Dataset items
● ● ●
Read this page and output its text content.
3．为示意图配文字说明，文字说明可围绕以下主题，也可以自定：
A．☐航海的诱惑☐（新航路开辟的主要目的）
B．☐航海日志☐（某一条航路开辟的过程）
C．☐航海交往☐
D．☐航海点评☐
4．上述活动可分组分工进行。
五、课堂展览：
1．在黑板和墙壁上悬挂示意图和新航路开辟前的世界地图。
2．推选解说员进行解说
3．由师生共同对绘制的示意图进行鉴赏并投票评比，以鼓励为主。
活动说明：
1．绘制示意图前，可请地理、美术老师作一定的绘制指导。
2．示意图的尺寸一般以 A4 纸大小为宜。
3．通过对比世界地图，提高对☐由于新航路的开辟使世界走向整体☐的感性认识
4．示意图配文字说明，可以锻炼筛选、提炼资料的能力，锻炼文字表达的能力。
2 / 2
● ● ●
GIVEN EXERCISE: Can you give every line above again, exactly as written?

EXERCISE ANSWER:
Read this page and output its text content.
3．为示意图配文字说明，文字说明可围绕以下主题，也可以自定：
A．☐航海的诱惑☐（新航路开辟的主要目的）
B．☐航海日志☐（某一条航路开辟的过程）
C．☐航海交往☐
D．☐航海点评☐
4．上述活动可分组分工进行。
五、课堂展览：
1．在黑板和墙壁上悬挂示意图和新航路开辟前的世界地图。
2．推选解说员进行解说
3．由师生共同对绘制的示意图进行鉴赏并投票评比，以鼓励为主。
活动说明：
1．绘制示意图前，可请地理、美术老师作一定的绘制指导。
2．示意图的尺寸一般以 A4 纸大小为宜。
3．通过对比世界地图，提高对☐由于新航路的开辟使世界走向整体☐的感性认识
4．示意图配文字说明，可以锻炼筛选、提炼资料的能力，锻炼文字表达的能力。
2 / 2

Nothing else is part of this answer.